Aim of the task ::
Gather all lines with the word "this" in them.

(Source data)
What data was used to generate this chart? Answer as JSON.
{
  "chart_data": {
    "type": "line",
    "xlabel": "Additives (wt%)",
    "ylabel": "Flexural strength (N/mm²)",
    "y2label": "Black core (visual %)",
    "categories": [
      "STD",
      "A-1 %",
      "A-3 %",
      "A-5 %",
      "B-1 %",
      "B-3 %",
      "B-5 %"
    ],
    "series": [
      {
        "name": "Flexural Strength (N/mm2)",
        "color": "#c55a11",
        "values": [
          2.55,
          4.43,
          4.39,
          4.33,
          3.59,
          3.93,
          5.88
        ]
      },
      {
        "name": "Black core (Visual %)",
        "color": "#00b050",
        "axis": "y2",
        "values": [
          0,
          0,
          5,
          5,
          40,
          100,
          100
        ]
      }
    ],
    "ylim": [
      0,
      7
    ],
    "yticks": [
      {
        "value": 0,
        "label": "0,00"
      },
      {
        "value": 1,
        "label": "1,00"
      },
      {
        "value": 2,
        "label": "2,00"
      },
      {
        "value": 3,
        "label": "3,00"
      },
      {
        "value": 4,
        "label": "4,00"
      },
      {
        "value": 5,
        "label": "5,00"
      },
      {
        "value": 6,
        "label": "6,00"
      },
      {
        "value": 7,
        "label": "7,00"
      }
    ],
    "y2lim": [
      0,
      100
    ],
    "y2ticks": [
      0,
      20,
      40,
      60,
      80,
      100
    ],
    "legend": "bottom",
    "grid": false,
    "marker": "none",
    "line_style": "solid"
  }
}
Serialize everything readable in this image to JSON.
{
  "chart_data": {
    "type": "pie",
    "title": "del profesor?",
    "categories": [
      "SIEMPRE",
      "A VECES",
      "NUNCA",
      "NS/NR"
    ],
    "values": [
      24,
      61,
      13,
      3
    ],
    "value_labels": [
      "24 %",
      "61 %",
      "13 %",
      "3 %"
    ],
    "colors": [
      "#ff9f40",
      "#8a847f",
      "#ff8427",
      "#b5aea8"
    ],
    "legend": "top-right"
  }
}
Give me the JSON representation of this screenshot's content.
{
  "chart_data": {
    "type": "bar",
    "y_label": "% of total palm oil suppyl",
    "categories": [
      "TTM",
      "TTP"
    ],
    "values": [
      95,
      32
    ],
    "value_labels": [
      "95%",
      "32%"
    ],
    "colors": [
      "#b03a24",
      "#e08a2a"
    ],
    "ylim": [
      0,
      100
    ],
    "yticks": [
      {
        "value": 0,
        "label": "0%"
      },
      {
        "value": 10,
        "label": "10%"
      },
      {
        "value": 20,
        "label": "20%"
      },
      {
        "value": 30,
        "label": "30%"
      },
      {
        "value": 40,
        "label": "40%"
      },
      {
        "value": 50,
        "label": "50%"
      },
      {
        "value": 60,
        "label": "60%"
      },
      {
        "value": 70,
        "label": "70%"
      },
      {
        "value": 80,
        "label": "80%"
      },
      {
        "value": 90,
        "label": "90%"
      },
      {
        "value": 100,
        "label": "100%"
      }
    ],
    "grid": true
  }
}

Completed exercise ::
What data was used to generate this chart? Answer as JSON.
Serialize everything readable in this image to JSON.
Give me the JSON representation of this screenshot's content.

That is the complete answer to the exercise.